## PAGE EXCERPT
= Beginning of Section =

GLM-4.5-MLX-8bit / README.md

Update README.md

0711303 verified 6 days ago

3.82 kB

	---
	license: mit
	library_name: mlx-lm
	tags:
	- mlx
	- apple-silicon
	- quantized
	- moe
	- text-generation
	base_model: zai-org/GLM-4.5
	model_type: glm
	language:
	- en
	- zh
	pipeline_tag: text-generation
	---

	# GLM-4.5 MLX 8-bit
	[Upload in progress, sorry my internet is slow]

	## Model Description

	This is an 8-bit quantized MLX version of [zai-org/GLM-4.5](https://huggingface.co/zai-org/GLM-4.5), optimized for Apple Silicon with high unified memory configurations.

	## Key Features

	- 8-bit quantization (8.502 bits per weight) for memory efficiency
	- MLX optimized for Apple Silicon unified memory architecture
	- High-memory optimized: Designed for systems with 512GB+ unified memory
	- Long context capable: Tested with multiple 6,500+ word documents, 30K token chunks
	- Performance: ~11.75 tokens/second on Mac Studio with 512GB RAM

	## Model Details

	- Base Model: GLM-4.5 by ZhipuAI
	- Architecture: MoE (Mixture of Experts)
	- Quantization: 8-bit MLX with group size 64
	- MLX-LM Version: 0.26.3
	- Model Size: ~375GB
	- Context Length: 131,072 tokens (tested stable up to 132K+ tokens)

	## System Requirements

	- Hardware: Mac Studio or Mac Pro with Apple Silicon (M3 Ultra)
	- Memory: 512GB+ unified memory strongly recommended
	- Storage: ~400GB free space
	- Software: macOS with MLX framework

	## Performance Benchmarks

	Test Configuration: 2025 Mac Studio M3 Ultra with 512GB unified memory

	### Context Length Performance
	- Short Context (6.5K tokens): 11.75 tokens/second
	- Long Context (72K tokens): 5.0 tokens/second, 86% memory usage
	- Extended Context (121K tokens): 30K token input prompt, 2.53 tokens/second, 92% memory usage
	- Beyond Theoretical Limit (132K tokens): 11k token input prompt, 5.74 tokens/second, 85% peak memory
	- Proven Capability: Successfully exceeds stated 131K context window (102.2% capacity)

= End of Section =

## GIVEN ENTRIES
= Beginning of Section =

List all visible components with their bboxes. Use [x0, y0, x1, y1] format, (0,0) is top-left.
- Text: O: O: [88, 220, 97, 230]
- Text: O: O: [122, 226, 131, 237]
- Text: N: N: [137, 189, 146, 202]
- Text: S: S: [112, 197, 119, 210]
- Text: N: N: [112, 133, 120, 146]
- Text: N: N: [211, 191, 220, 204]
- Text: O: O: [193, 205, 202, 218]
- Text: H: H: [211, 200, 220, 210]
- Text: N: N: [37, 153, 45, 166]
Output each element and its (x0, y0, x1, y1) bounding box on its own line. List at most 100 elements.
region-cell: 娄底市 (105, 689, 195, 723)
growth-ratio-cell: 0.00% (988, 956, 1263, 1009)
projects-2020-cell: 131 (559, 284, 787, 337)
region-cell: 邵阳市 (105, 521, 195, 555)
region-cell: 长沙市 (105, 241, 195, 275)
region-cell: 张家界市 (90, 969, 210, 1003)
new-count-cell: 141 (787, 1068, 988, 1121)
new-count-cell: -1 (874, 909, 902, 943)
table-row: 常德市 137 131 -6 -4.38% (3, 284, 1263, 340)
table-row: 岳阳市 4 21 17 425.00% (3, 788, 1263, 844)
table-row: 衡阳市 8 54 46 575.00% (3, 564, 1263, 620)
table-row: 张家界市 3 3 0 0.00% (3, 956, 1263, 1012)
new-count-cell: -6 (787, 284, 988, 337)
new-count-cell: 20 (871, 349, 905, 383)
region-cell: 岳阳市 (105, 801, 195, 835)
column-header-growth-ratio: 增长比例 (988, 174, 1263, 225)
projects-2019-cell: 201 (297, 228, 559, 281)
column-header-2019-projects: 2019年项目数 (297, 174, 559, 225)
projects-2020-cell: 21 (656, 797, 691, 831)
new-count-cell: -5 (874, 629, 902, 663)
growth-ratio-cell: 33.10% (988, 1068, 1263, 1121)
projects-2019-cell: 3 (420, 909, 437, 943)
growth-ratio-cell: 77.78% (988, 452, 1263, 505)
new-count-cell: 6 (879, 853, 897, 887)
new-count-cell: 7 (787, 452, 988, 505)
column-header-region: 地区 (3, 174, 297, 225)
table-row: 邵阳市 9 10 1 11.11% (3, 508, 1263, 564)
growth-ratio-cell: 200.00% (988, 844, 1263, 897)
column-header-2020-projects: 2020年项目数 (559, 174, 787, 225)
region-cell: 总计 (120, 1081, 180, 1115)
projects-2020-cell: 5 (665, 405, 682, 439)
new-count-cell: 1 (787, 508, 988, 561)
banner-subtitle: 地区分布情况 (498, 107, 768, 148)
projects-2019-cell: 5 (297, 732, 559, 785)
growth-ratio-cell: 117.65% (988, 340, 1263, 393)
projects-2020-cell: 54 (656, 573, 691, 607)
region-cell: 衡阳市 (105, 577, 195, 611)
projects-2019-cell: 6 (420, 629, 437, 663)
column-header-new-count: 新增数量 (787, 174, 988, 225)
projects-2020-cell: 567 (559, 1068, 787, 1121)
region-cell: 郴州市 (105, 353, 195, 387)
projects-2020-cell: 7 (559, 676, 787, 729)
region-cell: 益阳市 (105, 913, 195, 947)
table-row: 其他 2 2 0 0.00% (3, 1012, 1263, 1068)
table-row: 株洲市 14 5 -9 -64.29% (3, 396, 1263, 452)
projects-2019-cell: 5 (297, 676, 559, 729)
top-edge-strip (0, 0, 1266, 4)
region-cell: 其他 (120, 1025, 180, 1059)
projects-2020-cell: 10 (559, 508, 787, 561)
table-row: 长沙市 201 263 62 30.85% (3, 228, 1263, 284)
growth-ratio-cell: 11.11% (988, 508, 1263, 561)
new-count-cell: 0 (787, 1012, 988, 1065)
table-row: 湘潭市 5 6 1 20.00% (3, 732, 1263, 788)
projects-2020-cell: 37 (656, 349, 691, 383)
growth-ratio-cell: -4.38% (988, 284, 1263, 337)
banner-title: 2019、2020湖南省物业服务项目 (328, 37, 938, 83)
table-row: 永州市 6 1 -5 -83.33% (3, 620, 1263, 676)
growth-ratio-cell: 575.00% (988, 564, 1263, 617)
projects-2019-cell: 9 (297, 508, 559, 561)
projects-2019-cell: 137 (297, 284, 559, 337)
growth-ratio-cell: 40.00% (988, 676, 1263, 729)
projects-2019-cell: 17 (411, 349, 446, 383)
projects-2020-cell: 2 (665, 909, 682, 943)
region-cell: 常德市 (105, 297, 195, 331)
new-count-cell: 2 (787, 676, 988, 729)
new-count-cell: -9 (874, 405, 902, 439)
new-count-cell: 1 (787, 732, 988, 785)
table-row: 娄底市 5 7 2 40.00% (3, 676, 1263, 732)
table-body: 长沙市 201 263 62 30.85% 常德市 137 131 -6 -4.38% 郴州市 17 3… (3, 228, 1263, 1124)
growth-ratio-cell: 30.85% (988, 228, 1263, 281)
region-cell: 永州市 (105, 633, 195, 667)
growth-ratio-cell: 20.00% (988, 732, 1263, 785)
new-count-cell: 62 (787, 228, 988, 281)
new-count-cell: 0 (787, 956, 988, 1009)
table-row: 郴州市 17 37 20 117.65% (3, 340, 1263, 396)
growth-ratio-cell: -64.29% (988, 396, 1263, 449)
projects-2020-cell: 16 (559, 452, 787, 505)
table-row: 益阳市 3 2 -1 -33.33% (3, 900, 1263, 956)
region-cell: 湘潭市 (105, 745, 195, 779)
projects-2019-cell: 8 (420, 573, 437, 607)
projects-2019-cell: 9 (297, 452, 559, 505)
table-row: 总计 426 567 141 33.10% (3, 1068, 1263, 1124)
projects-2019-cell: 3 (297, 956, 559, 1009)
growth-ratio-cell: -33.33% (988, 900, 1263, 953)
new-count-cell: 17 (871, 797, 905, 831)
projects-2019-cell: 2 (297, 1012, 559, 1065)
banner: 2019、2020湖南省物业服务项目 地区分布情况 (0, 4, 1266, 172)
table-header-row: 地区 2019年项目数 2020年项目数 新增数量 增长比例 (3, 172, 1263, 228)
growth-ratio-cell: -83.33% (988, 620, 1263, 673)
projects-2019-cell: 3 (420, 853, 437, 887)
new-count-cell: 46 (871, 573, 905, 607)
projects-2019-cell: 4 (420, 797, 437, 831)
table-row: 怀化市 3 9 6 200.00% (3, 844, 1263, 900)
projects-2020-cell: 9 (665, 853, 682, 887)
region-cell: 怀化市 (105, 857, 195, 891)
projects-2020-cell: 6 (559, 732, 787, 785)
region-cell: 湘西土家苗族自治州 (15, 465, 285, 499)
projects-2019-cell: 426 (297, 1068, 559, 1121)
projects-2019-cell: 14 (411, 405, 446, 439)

= End of Section =

## TASK DESCRIPTION
In the GLM-4.5 MLX 8-bit page, what group size is given for the quantization? The lines are not needed for this task.

## SOLUTION FOR THIS EXERCISE
A group size of 64.